Goal A:
Answer these questions using the social studies teaching methods syllabus:
(i) In which room does the course meet?
(ii) In which office is Professor Fred Cotterell located?
(iii) Besides the Blackboard website, where must all assignments be submitted?
Goal B: List every academic discipline named in the second course objective of the social studies teaching methods syllabus.
Goal C: Extend the social studies teaching methods syllabus from where it stops.

Text provided:

[Start]

HIST502/SOSC401 Syllabus

Montclair State University

Department of History


SOSC 401/HIST 502 Social Studies Teaching Methods


Monday 5:30 to 8:00

University Hall 1010


Contact Information

Professor Jeff Strickland

Email: stricklandj@mail.montclair.edu

Office: 425 Dickson Hall

Office Hours: Monday 4 to 5 PM, Tuesday 2 to 5 PM, & by appointment


Professor Fred Cotterell

Email: cotterellf@mail.montclair.edu

Office: 281 Dickson Hall

Office Hours: Monday 2 to 3 PM, Thursday 5:30 to 6:30 PM, & by appointment


Course Description

This course familiarizes prospective social studies teachers, grades K-12, with pedagogical approaches and innovative teaching techniques needed to convey to a diverse population current state and professional standards-based curriculum in the social studies. Innovative uses of technology, development of instructional units, individualizing for students with special needs, and strategies for managing problem behavior will be emphasized throughout the course.


Course Objectives

· You will examine and reflect on the relationships between curriculum, instruction, and assessment in Social Studies classrooms with a particular view to multicultural context, content, and process.

· You will examine and analyze curricular and pedagogical practices for educational significance, integration of history, geography, political science, and economics, sociology, and psychology, respect for students’ cultures, and contribution to equity and social justice.

· You will design a thematic unit.

· You will acquire practical presentation experience.

· You will enhance your knowledge of social studies content

.

Blackboard Web Site

You are responsible for obtaining course updates and submitting assignments via the Blackboard website http://montclair.blackboard.com/. In addition, you will submit all assignments to Blackboard dropbox. Blackboard confirms when files have been uploaded and sent. Please do not send emails to us requesting confirmation.

[End]

Dataset records:
[Start]

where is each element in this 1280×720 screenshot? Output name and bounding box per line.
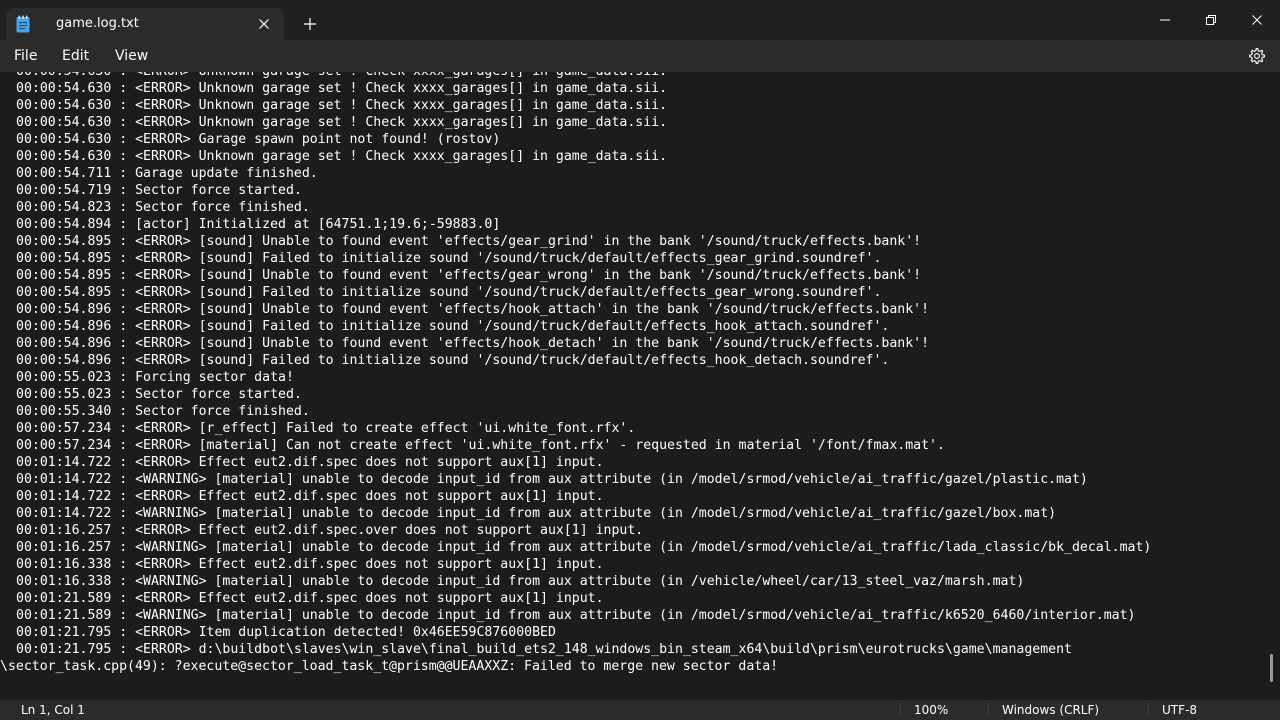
log-line: 00:00:54.711 : Garage update finished. bbox=[16, 166, 318, 181]
log-line: 00:00:54.630 : <ERROR> Unknown garage se… bbox=[16, 72, 1264, 80]
log-line: 00:00:54.630 : <ERROR> Unknown garage se… bbox=[16, 81, 668, 96]
menu-bar: File Edit View bbox=[0, 40, 1280, 72]
log-line: 00:00:54.895 : <ERROR> [sound] Failed to… bbox=[16, 285, 882, 300]
log-line: 00:01:16.257 : <WARNING> [material] unab… bbox=[16, 540, 1152, 555]
log-line: 00:00:54.894 : [actor] Initialized at [6… bbox=[16, 217, 501, 232]
zoom-level[interactable]: 100% bbox=[914, 703, 948, 717]
log-line: 00:01:16.338 : <WARNING> [material] unab… bbox=[16, 574, 1025, 589]
log-line: 00:01:14.722 : <WARNING> [material] unab… bbox=[16, 472, 1088, 487]
log-line: 00:00:54.895 : <ERROR> [sound] Failed to… bbox=[16, 251, 882, 266]
log-line: 00:01:21.795 : <ERROR> d:\buildbot\slave… bbox=[16, 642, 1072, 657]
log-line: 00:00:54.630 : <ERROR> Unknown garage se… bbox=[16, 115, 668, 130]
notepad-icon bbox=[16, 15, 30, 33]
line-ending[interactable]: Windows (CRLF) bbox=[1002, 703, 1099, 717]
status-divider bbox=[1148, 703, 1149, 717]
log-line: 00:00:54.896 : <ERROR> [sound] Unable to… bbox=[16, 336, 930, 351]
cursor-position[interactable]: Ln 1, Col 1 bbox=[21, 703, 85, 717]
window-close-icon[interactable] bbox=[1234, 0, 1280, 40]
log-line: 00:00:54.895 : <ERROR> [sound] Unable to… bbox=[16, 268, 922, 283]
log-line: 00:00:55.340 : Sector force finished. bbox=[16, 404, 310, 419]
close-icon[interactable] bbox=[254, 14, 274, 34]
log-lines: 00:00:54.630 : <ERROR> Unknown garage se… bbox=[0, 72, 1264, 675]
log-line: 00:00:54.896 : <ERROR> [sound] Unable to… bbox=[16, 302, 930, 317]
log-line: 00:01:21.589 : <WARNING> [material] unab… bbox=[16, 608, 1136, 623]
log-line: 00:00:54.895 : <ERROR> [sound] Unable to… bbox=[16, 234, 922, 249]
vertical-scrollbar[interactable] bbox=[1270, 654, 1273, 682]
log-line: 00:01:14.722 : <WARNING> [material] unab… bbox=[16, 506, 1057, 521]
log-line: \sector_task.cpp(49): ?execute@sector_lo… bbox=[0, 659, 779, 674]
log-line: 00:01:21.589 : <ERROR> Effect eut2.dif.s… bbox=[16, 591, 604, 606]
log-line: 00:01:14.722 : <ERROR> Effect eut2.dif.s… bbox=[16, 455, 604, 470]
log-line: 00:01:21.795 : <ERROR> Item duplication … bbox=[16, 625, 556, 640]
log-line: 00:00:54.823 : Sector force finished. bbox=[16, 200, 310, 215]
log-line: 00:00:54.630 : <ERROR> Unknown garage se… bbox=[16, 149, 668, 164]
menu-file[interactable]: File bbox=[14, 48, 37, 64]
menu-view[interactable]: View bbox=[115, 48, 148, 64]
status-bar: Ln 1, Col 1 100% Windows (CRLF) UTF-8 bbox=[0, 700, 1280, 720]
notepad-window: game.log.txt File Edit View 00:00:54.630… bbox=[0, 0, 1280, 720]
plus-icon[interactable] bbox=[300, 14, 320, 34]
restore-icon[interactable] bbox=[1188, 0, 1234, 40]
log-line: 00:01:16.257 : <ERROR> Effect eut2.dif.s… bbox=[16, 523, 644, 538]
log-line: 00:00:57.234 : <ERROR> [material] Can no… bbox=[16, 438, 945, 453]
log-line: 00:01:16.338 : <ERROR> Effect eut2.dif.s… bbox=[16, 557, 604, 572]
log-line: 00:00:57.234 : <ERROR> [r_effect] Failed… bbox=[16, 421, 636, 436]
log-line: 00:00:54.896 : <ERROR> [sound] Failed to… bbox=[16, 319, 890, 334]
log-line: 00:01:14.722 : <ERROR> Effect eut2.dif.s… bbox=[16, 489, 604, 504]
text-editor[interactable]: 00:00:54.630 : <ERROR> Unknown garage se… bbox=[0, 72, 1280, 700]
tab-game-log[interactable]: game.log.txt bbox=[6, 8, 284, 40]
menu-edit[interactable]: Edit bbox=[62, 48, 89, 64]
status-divider bbox=[988, 703, 989, 717]
status-divider bbox=[900, 703, 901, 717]
log-line: 00:00:54.630 : <ERROR> Unknown garage se… bbox=[16, 98, 668, 113]
log-line: 00:00:54.896 : <ERROR> [sound] Failed to… bbox=[16, 353, 890, 368]
log-line: 00:00:55.023 : Sector force started. bbox=[16, 387, 302, 402]
tab-title: game.log.txt bbox=[56, 16, 139, 31]
log-line: 00:00:54.719 : Sector force started. bbox=[16, 183, 302, 198]
title-bar: game.log.txt bbox=[0, 0, 1280, 40]
gear-icon[interactable] bbox=[1248, 47, 1266, 65]
encoding[interactable]: UTF-8 bbox=[1162, 703, 1197, 717]
log-line: 00:00:55.023 : Forcing sector data! bbox=[16, 370, 294, 385]
minimize-icon[interactable] bbox=[1142, 0, 1188, 40]
log-line: 00:00:54.630 : <ERROR> Garage spawn poin… bbox=[16, 132, 501, 147]
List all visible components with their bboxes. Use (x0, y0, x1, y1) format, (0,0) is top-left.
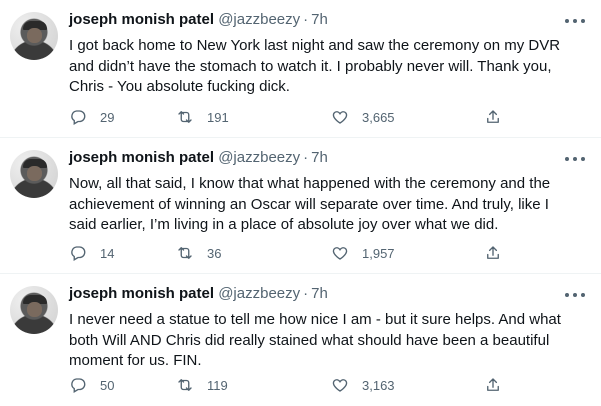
like-icon (332, 247, 348, 260)
tweet-thread: joseph monish patel @jazzbeezy · 7h I got … (0, 0, 601, 406)
tweet-actions: 50 119 3,163 (69, 375, 499, 395)
like-count: 1,957 (362, 245, 395, 261)
retweet-button[interactable]: 191 (176, 107, 229, 127)
tweet-header: joseph monish patel @jazzbeezy · 7h (69, 11, 328, 31)
timestamp[interactable]: 7h (311, 149, 328, 166)
like-icon (332, 111, 348, 124)
retweet-icon (178, 247, 192, 259)
retweet-count: 36 (207, 245, 222, 261)
tweet-actions: 29 191 3,665 (69, 107, 499, 127)
separator: · (303, 285, 309, 302)
like-icon (332, 379, 348, 392)
tweet-text: Now, all that said, I know that what hap… (69, 175, 551, 233)
share-icon (487, 378, 499, 391)
retweet-icon (178, 379, 192, 391)
tweet-text: I got back home to New York last night a… (69, 37, 561, 95)
author-name[interactable]: joseph monish patel (69, 149, 214, 166)
reply-button[interactable]: 14 (69, 243, 114, 263)
reply-count: 14 (100, 245, 115, 261)
like-button[interactable]: 1,957 (331, 243, 395, 263)
reply-button[interactable]: 29 (69, 107, 114, 127)
tweet-text: I never need a statue to tell me how nic… (69, 311, 561, 369)
more-icon[interactable] (565, 292, 585, 298)
share-button[interactable] (484, 375, 502, 395)
reply-count: 29 (100, 109, 115, 125)
tweet-header: joseph monish patel @jazzbeezy · 7h (69, 149, 328, 169)
retweet-icon (178, 111, 192, 123)
tweet[interactable]: joseph monish patel @jazzbeezy · 7h Now, a… (0, 138, 601, 274)
share-button[interactable] (484, 107, 502, 127)
tweet[interactable]: joseph monish patel @jazzbeezy · 7h I neve… (0, 274, 601, 406)
author-handle[interactable]: @jazzbeezy (218, 285, 300, 302)
avatar[interactable] (10, 150, 58, 198)
reply-icon (71, 246, 86, 261)
reply-icon (71, 110, 86, 125)
separator: · (303, 11, 309, 28)
avatar[interactable] (10, 12, 58, 60)
like-count: 3,163 (362, 377, 395, 393)
like-count: 3,665 (362, 109, 395, 125)
tweet-header: joseph monish patel @jazzbeezy · 7h (69, 285, 328, 305)
reply-count: 50 (100, 377, 115, 393)
share-icon (487, 246, 499, 259)
retweet-count: 191 (207, 109, 229, 125)
separator: · (303, 149, 309, 166)
author-handle[interactable]: @jazzbeezy (218, 11, 300, 28)
timestamp[interactable]: 7h (311, 285, 328, 302)
retweet-count: 119 (207, 377, 228, 393)
author-name[interactable]: joseph monish patel (69, 285, 214, 302)
reply-icon (71, 378, 86, 393)
share-button[interactable] (484, 243, 502, 263)
share-icon (487, 110, 499, 123)
tweet[interactable]: joseph monish patel @jazzbeezy · 7h I got … (0, 0, 601, 138)
avatar[interactable] (10, 286, 58, 334)
author-name[interactable]: joseph monish patel (69, 11, 214, 28)
author-handle[interactable]: @jazzbeezy (218, 149, 300, 166)
reply-button[interactable]: 50 (69, 375, 114, 395)
tweet-actions: 14 36 1,957 (69, 243, 499, 263)
more-icon[interactable] (565, 18, 585, 24)
like-button[interactable]: 3,163 (331, 375, 395, 395)
like-button[interactable]: 3,665 (331, 107, 395, 127)
retweet-button[interactable]: 36 (176, 243, 221, 263)
timestamp[interactable]: 7h (311, 11, 328, 28)
more-icon[interactable] (565, 156, 585, 162)
retweet-button[interactable]: 119 (176, 375, 228, 395)
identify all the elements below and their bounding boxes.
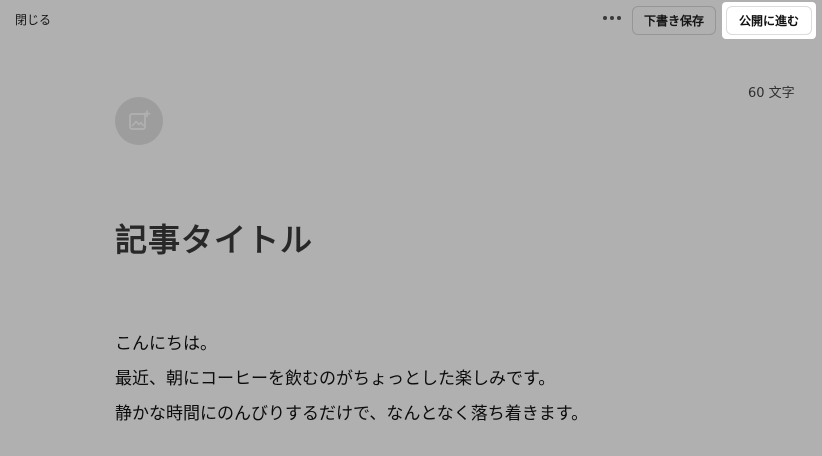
character-count: 60 文字 bbox=[748, 86, 795, 101]
body-paragraph: 最近、朝にコーヒーを飲むのがちょっとした楽しみです。 bbox=[115, 369, 556, 389]
article-title-input[interactable]: 記事タイトル bbox=[115, 218, 313, 262]
close-button[interactable]: 閉じる bbox=[15, 12, 51, 28]
add-image-icon bbox=[129, 110, 151, 130]
save-draft-button[interactable]: 下書き保存 bbox=[632, 6, 716, 35]
body-paragraph: こんにちは。 bbox=[115, 334, 217, 354]
add-header-image-button[interactable] bbox=[115, 97, 163, 145]
body-paragraph: 静かな時間にのんびりするだけで、なんとなく落ち着きます。 bbox=[115, 404, 589, 424]
note-editor: 閉じる 下書き保存 公開に進む 60 文字 記事タイトル こんにちは。 最近、朝… bbox=[0, 0, 822, 456]
more-horizontal-icon bbox=[603, 16, 621, 20]
article-body-editor[interactable]: こんにちは。 最近、朝にコーヒーを飲むのがちょっとした楽しみです。 静かな時間に… bbox=[115, 327, 775, 432]
more-options-button[interactable] bbox=[598, 8, 626, 28]
proceed-to-publish-button[interactable]: 公開に進む bbox=[726, 6, 812, 35]
editor-header: 閉じる 下書き保存 公開に進む bbox=[0, 0, 822, 42]
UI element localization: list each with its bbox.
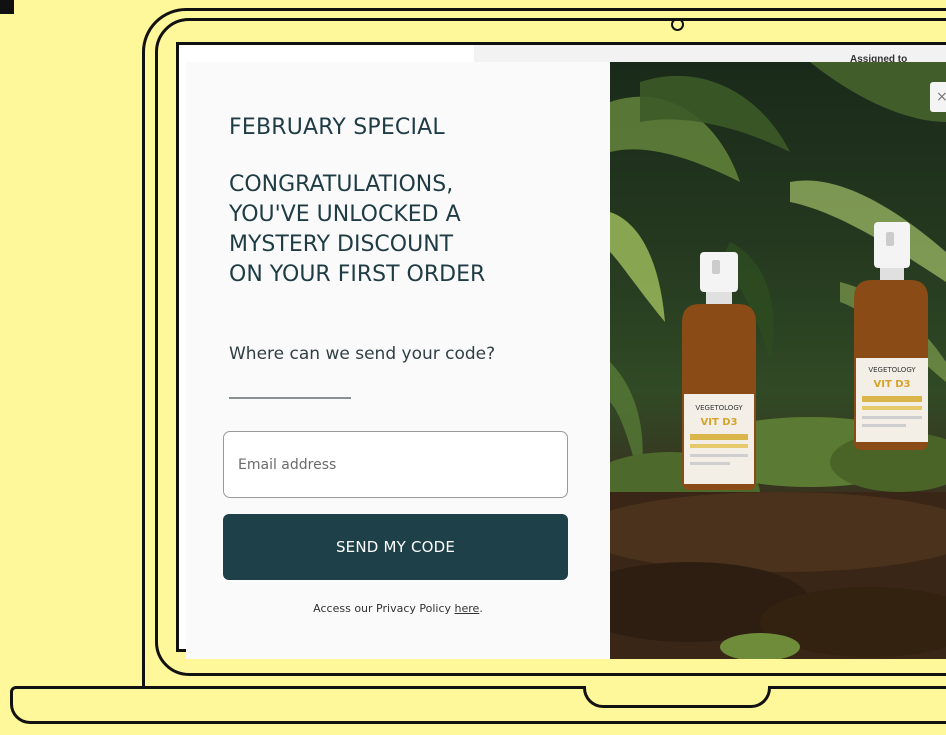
product-photo-illustration: VEGETOLOGY VIT D3 VEGETOLOGY VIT D3 xyxy=(610,62,946,659)
camera-icon xyxy=(671,18,684,31)
bottle-right-product: VIT D3 xyxy=(873,379,910,390)
popup-subhead: Where can we send your code? xyxy=(229,344,496,364)
privacy-prefix: Access our Privacy Policy xyxy=(313,602,455,615)
send-code-button[interactable]: SEND MY CODE xyxy=(223,514,568,580)
divider xyxy=(229,397,351,399)
headline-line: CONGRATULATIONS, xyxy=(229,172,454,197)
discount-popup: FEBRUARY SPECIAL CONGRATULATIONS, YOU'VE… xyxy=(186,62,946,659)
headline-line: ON YOUR FIRST ORDER xyxy=(229,262,486,287)
bottle-left-brand: VEGETOLOGY xyxy=(695,404,743,412)
illustration-stage: Assigned to FEBRUARY SPECIAL CONGRATULAT… xyxy=(0,0,946,735)
laptop-notch xyxy=(583,686,771,708)
popup-eyebrow: FEBRUARY SPECIAL xyxy=(229,115,445,140)
headline-line: YOU'VE UNLOCKED A xyxy=(229,202,461,227)
close-icon[interactable]: × xyxy=(930,82,946,112)
bottle-right-brand: VEGETOLOGY xyxy=(868,366,916,374)
privacy-suffix: . xyxy=(479,602,483,615)
bottle-left-product: VIT D3 xyxy=(700,417,737,428)
moss-ground xyxy=(610,417,946,659)
popup-headline: CONGRATULATIONS, YOU'VE UNLOCKED A MYSTE… xyxy=(229,170,569,290)
privacy-policy-link[interactable]: here xyxy=(455,602,480,615)
product-image: VEGETOLOGY VIT D3 VEGETOLOGY VIT D3 × xyxy=(610,62,946,659)
popup-form-panel: FEBRUARY SPECIAL CONGRATULATIONS, YOU'VE… xyxy=(186,62,610,659)
laptop-base xyxy=(10,686,946,724)
headline-line: MYSTERY DISCOUNT xyxy=(229,232,454,257)
corner-mark xyxy=(0,0,14,14)
privacy-note: Access our Privacy Policy here. xyxy=(186,602,610,615)
email-field[interactable] xyxy=(223,431,568,498)
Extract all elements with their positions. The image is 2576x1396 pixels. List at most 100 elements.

[End]

Written response A:
(i) University Hall 1010
(ii) 281 Dickson Hall
(iii) The Blackboard dropbox

Written response B: History, geography, political science, economics, sociology, psychology

Written response C:
Email Accounts

You should activate their university email accounts no later than the first week of class. Failure to do so will result in the inability to log into Blackboard, receive course documents, updates and other messages from us.


Required Readings

James Loewen, Lies My Teacher Told Me

Articles available on Blackboard.


Reading Assignments

You are expected to follow the course outline contained at the end of this syllabus.


Attendance

You are expected attend each class meetings since it is necessary preparation for the final planning unit and each class meeting entails some form of assessment (or preparation for it). It is important that you begin thinking of yourself as a professional, since you will begin teaching soon. If you miss more than one class, you will deduct 15% for each absence thereafter from your final grade average. If you miss more than three classes you will need to retake the methods course (a D is the best grade you could earn).


General Rules

If you arrive after 5:30 PM, you will be marked absent.

If you leave class for longer than it takes to use the restroom, you will be marked absent.

If you attempt to use your cell phone during class, you will be asked to leave the room and marked absent.

If you plagiarize, you will fail the course and we will refer you to the Dean of Students for adjudication.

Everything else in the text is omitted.